> **Fragmento del documento**:
<<<<

Uno nunca sabe quién te lee. Una vez que escribe y suelta el texto, las letras pueden viajar miles de kilómetros en pocos segundos y esparcirse en cualquier lado. Me gusta pensar en esa transformación maravillosa al lenguaje binario. Estamos tan acostumbrados a ese entorno que apenas recordamos cómo era la vida sin compu ni celular.
El otro día me sorprendió un mail de una persona que había leído mi post La loca de los gatos. Su nombre es Odile Vuibert y me contaba que vivía con dos hermosas gatas: Fanny y Negravení, en homenaje al escritor Osvaldo Soriano que tenía un macho al que lo llamaba así, claro que en masculino. Como su nombre me llamó la atención, la busqué en Google y descubrí su página en donde mencionaba que era artista y cocinera, además de profesora de francés, entre otras actividades. Tenía algunos de sus cuadros y también recetas que se veían deliciosas. Pero cuando llegué a su biografía supe que la tenía que compartir con ustedes. Su vida podría ser llevada al cine, Odile debería ser la protagonista de una novela. Viajera incansable, desde su nacimiento no dejó de apropiarse de los colores y los aromas de los lugares a donde iba, para después volcarlos, transformados, en obras de arte y platos de la cocina del mundo.

>>>>

> **Detalles del ejercicio**:
Vuelve a escribir completo y sin ningún cambio el texto de arriba sobre Odile Vuibert.

> **Registros listados**:
<<<<

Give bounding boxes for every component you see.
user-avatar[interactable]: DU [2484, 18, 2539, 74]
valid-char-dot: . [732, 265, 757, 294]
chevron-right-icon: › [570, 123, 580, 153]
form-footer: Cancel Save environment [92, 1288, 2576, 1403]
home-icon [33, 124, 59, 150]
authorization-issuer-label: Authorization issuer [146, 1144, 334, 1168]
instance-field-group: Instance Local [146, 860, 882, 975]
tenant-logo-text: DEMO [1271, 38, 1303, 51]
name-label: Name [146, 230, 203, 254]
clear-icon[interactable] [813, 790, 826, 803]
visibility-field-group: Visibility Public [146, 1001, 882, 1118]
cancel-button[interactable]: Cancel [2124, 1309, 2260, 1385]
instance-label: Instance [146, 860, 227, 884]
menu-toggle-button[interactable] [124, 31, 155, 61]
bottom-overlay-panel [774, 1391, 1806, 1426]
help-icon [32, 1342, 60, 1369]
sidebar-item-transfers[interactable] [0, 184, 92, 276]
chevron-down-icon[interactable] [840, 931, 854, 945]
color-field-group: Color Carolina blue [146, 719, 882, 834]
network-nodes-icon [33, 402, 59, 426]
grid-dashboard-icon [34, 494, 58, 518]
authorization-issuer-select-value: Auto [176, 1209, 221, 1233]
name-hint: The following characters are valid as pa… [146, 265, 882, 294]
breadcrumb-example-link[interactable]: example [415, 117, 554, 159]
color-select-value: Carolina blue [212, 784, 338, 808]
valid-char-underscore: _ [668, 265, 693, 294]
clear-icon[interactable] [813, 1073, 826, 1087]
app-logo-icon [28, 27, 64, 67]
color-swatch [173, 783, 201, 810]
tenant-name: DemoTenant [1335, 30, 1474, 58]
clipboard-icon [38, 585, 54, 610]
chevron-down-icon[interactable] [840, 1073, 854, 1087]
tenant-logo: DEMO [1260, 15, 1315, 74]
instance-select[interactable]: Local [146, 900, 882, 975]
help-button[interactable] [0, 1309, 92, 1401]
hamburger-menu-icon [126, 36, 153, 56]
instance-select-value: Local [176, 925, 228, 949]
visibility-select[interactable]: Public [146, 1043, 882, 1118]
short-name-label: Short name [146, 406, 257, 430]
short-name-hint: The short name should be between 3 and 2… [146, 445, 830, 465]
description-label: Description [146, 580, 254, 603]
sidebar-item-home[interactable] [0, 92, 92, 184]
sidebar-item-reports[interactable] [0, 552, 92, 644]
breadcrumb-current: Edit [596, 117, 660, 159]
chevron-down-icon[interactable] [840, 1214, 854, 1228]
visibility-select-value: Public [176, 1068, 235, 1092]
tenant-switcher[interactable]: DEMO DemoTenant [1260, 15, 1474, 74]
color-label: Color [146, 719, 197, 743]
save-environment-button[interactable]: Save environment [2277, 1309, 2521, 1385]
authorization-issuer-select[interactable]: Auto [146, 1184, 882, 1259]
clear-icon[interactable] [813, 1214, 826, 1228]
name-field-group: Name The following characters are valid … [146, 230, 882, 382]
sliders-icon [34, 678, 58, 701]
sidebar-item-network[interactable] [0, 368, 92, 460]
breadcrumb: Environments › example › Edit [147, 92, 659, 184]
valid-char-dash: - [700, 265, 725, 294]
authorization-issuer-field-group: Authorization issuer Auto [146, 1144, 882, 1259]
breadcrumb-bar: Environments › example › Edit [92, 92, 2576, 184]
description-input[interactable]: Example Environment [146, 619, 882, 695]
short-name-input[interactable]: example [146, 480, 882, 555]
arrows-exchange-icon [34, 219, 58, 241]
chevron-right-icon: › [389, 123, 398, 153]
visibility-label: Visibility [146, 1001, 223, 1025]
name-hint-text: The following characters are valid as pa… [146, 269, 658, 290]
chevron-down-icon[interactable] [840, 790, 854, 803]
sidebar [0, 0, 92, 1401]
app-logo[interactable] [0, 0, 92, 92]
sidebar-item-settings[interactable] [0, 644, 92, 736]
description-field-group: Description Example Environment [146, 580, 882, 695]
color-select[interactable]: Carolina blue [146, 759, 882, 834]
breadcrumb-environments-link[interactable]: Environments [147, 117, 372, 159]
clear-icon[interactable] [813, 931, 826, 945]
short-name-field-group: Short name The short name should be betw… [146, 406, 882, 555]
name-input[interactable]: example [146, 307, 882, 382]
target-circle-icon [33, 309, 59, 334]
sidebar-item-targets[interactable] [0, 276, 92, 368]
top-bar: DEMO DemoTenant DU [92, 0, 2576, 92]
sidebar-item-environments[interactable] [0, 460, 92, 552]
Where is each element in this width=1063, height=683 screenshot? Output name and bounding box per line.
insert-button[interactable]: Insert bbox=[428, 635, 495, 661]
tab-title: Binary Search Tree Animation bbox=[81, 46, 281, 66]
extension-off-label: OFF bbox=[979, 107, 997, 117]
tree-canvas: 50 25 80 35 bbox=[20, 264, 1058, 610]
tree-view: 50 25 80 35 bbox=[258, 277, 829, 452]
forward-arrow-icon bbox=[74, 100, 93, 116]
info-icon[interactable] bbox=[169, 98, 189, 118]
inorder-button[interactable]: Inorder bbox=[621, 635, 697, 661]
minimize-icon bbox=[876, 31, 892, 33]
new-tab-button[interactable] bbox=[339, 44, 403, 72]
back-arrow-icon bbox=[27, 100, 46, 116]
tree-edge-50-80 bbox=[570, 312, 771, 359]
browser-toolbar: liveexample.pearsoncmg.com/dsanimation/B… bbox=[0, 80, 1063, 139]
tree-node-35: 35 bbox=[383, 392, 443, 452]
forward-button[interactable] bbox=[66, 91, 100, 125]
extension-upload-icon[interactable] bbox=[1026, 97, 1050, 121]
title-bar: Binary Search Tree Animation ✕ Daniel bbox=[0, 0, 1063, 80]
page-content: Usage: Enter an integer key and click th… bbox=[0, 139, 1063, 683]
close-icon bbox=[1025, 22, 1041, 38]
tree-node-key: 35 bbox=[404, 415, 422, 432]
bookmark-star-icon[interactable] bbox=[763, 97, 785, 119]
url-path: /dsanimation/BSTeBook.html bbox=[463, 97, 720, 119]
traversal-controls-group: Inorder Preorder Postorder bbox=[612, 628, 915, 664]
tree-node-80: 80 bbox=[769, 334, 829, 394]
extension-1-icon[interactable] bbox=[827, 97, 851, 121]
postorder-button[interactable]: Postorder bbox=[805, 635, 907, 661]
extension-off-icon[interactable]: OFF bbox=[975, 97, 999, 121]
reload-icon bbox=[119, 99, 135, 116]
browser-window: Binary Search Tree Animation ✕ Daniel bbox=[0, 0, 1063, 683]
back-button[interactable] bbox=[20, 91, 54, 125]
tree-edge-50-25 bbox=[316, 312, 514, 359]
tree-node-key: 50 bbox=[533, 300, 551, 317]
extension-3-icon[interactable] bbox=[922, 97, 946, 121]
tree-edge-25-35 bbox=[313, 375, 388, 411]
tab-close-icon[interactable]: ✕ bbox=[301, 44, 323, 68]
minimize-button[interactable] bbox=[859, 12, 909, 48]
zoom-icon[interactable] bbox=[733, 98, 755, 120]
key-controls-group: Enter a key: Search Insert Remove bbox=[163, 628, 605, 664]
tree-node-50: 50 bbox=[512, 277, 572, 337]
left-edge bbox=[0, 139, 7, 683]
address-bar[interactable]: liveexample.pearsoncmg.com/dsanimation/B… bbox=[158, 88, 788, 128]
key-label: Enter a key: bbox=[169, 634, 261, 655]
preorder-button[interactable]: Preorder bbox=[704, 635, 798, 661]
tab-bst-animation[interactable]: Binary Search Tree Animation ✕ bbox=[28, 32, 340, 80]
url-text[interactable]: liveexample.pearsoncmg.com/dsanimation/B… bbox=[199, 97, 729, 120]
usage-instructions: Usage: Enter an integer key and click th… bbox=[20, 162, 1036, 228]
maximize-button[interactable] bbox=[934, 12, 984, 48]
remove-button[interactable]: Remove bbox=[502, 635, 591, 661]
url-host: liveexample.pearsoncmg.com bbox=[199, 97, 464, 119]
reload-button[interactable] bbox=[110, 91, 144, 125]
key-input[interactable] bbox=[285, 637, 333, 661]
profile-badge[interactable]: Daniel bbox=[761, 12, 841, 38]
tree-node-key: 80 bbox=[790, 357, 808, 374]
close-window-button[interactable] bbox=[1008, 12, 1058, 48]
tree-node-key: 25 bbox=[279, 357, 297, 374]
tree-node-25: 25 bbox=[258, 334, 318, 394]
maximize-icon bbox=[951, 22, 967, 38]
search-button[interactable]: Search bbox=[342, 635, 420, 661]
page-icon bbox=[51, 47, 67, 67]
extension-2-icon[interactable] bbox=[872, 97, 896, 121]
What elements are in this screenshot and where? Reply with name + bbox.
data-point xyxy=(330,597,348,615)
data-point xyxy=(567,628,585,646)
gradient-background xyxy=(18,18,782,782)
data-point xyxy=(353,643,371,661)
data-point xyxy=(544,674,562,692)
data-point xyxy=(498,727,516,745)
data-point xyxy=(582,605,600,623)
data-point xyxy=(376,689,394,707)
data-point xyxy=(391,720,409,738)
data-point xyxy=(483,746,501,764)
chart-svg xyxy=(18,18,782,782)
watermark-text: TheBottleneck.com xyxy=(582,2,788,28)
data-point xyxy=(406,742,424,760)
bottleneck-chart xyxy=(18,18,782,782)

>>>>

> **Solución del problema**:
Uno nunca sabe quién te lee. Una vez que escribe y suelta el texto, las letras pueden viajar miles de kilómetros en pocos segundos y esparcirse en cualquier lado. Me gusta pensar en esa transformación maravillosa al lenguaje binario. Estamos tan acostumbrados a ese entorno que apenas recordamos cómo era la vida sin compu ni celular.
El otro día me sorprendió un mail de una persona que había leído mi post La loca de los gatos. Su nombre es Odile Vuibert y me contaba que vivía con dos hermosas gatas: Fanny y Negravení, en homenaje al escritor Osvaldo Soriano que tenía un macho al que lo llamaba así, claro que en masculino. Como su nombre me llamó la atención, la busqué en Google y descubrí su página en donde mencionaba que era artista y cocinera, además de profesora de francés, entre otras actividades. Tenía algunos de sus cuadros y también recetas que se veían deliciosas. Pero cuando llegué a su biografía supe que la tenía que compartir con ustedes. Su vida podría ser llevada al cine, Odile debería ser la protagonista de una novela. Viajera incansable, desde su nacimiento no dejó de apropiarse de los colores y los aromas de los lugares a donde iba, para después volcarlos, transformados, en obras de arte y platos de la cocina del mundo.